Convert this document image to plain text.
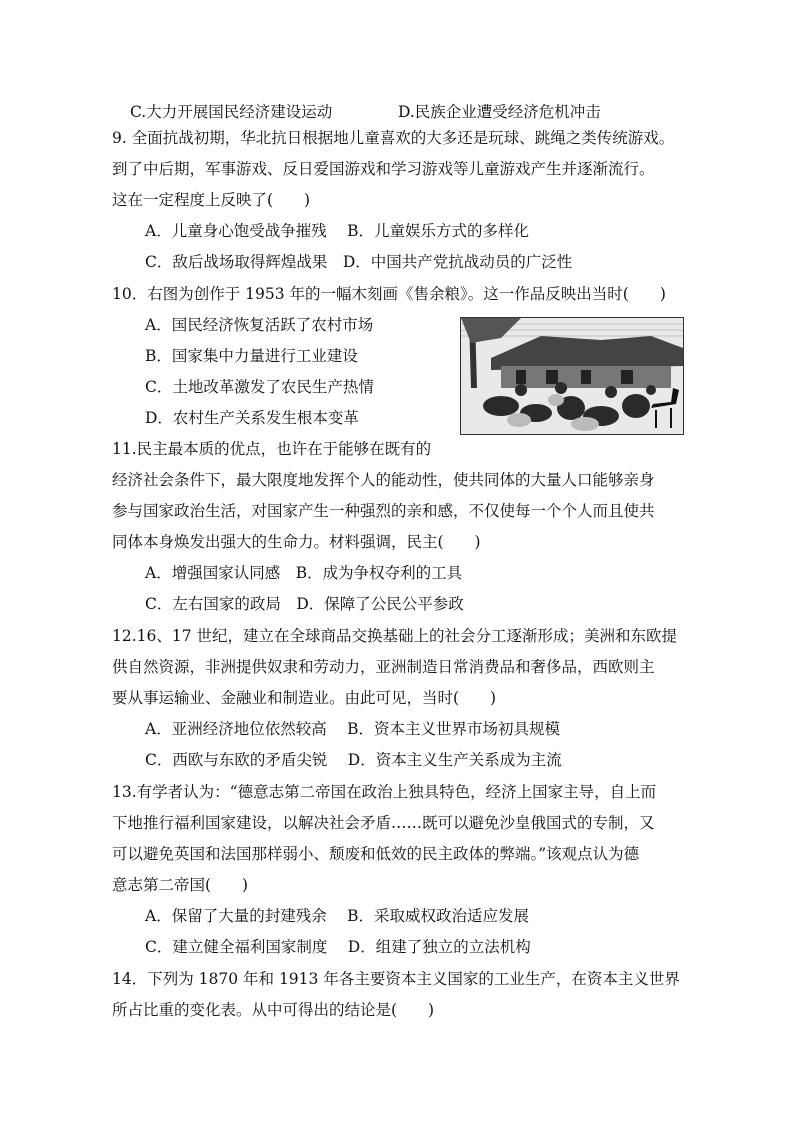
C.大力开展国民经济建设运动	D.民族企业遭受经济危机冲击
9. 全面抗战初期，华北抗日根据地儿童喜欢的大多还是玩球、跳绳之类传统游戏。
到了中后期，军事游戏、反日爱国游戏和学习游戏等儿童游戏产生并逐渐流行。
这在一定程度上反映了(　　)
A．儿童身心饱受战争摧残　 B．儿童娱乐方式的多样化
C．敌后战场取得辉煌战果　D．中国共产党抗战动员的广泛性
10．右图为创作于 1953 年的一幅木刻画《售余粮》。这一作品反映出当时(　　)
A．国民经济恢复活跃了农村市场
B．国家集中力量进行工业建设
C．土地改革激发了农民生产热情
D．农村生产关系发生根本变革
11.民主最本质的优点，也许在于能够在既有的
经济社会条件下，最大限度地发挥个人的能动性，使共同体的大量人口能够亲身
参与国家政治生活，对国家产生一种强烈的亲和感，不仅使每一个个人而且使共
同体本身焕发出强大的生命力。材料强调，民主(　　)
A．增强国家认同感　B．成为争权夺利的工具
C．左右国家的政局　D．保障了公民公平参政
12.16、17 世纪，建立在全球商品交换基础上的社会分工逐渐形成；美洲和东欧提
供自然资源，非洲提供奴隶和劳动力，亚洲制造日常消费品和奢侈品，西欧则主
要从事运输业、金融业和制造业。由此可见，当时(　　)
A．亚洲经济地位依然较高　 B．资本主义世界市场初具规模
C．西欧与东欧的矛盾尖锐　 D．资本主义生产关系成为主流
13.有学者认为：“德意志第二帝国在政治上独具特色，经济上国家主导，自上而
下地推行福利国家建设，以解决社会矛盾……既可以避免沙皇俄国式的专制，又
可以避免英国和法国那样弱小、颓废和低效的民主政体的弊端。”该观点认为德
意志第二帝国(　　)
A．保留了大量的封建残余　 B．采取威权政治适应发展
C．建立健全福利国家制度　 D．组建了独立的立法机构
14．下列为 1870 年和 1913 年各主要资本主义国家的工业生产，在资本主义世界
所占比重的变化表。从中可得出的结论是(　　)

══════════════════════════════

All the lines above are to be reproduced exactly, except the pictures.

_Task response:_
Convert this document image to plain text.
C.大力开展国民经济建设运动	D.民族企业遭受经济危机冲击
9. 全面抗战初期，华北抗日根据地儿童喜欢的大多还是玩球、跳绳之类传统游戏。
到了中后期，军事游戏、反日爱国游戏和学习游戏等儿童游戏产生并逐渐流行。
这在一定程度上反映了(　　)
A．儿童身心饱受战争摧残　 B．儿童娱乐方式的多样化
C．敌后战场取得辉煌战果　D．中国共产党抗战动员的广泛性
10．右图为创作于 1953 年的一幅木刻画《售余粮》。这一作品反映出当时(　　)
A．国民经济恢复活跃了农村市场
B．国家集中力量进行工业建设
C．土地改革激发了农民生产热情
D．农村生产关系发生根本变革
11.民主最本质的优点，也许在于能够在既有的
经济社会条件下，最大限度地发挥个人的能动性，使共同体的大量人口能够亲身
参与国家政治生活，对国家产生一种强烈的亲和感，不仅使每一个个人而且使共
同体本身焕发出强大的生命力。材料强调，民主(　　)
A．增强国家认同感　B．成为争权夺利的工具
C．左右国家的政局　D．保障了公民公平参政
12.16、17 世纪，建立在全球商品交换基础上的社会分工逐渐形成；美洲和东欧提
供自然资源，非洲提供奴隶和劳动力，亚洲制造日常消费品和奢侈品，西欧则主
要从事运输业、金融业和制造业。由此可见，当时(　　)
A．亚洲经济地位依然较高　 B．资本主义世界市场初具规模
C．西欧与东欧的矛盾尖锐　 D．资本主义生产关系成为主流
13.有学者认为：“德意志第二帝国在政治上独具特色，经济上国家主导，自上而
下地推行福利国家建设，以解决社会矛盾……既可以避免沙皇俄国式的专制，又
可以避免英国和法国那样弱小、颓废和低效的民主政体的弊端。”该观点认为德
意志第二帝国(　　)
A．保留了大量的封建残余　 B．采取威权政治适应发展
C．建立健全福利国家制度　 D．组建了独立的立法机构
14．下列为 1870 年和 1913 年各主要资本主义国家的工业生产，在资本主义世界
所占比重的变化表。从中可得出的结论是(　　)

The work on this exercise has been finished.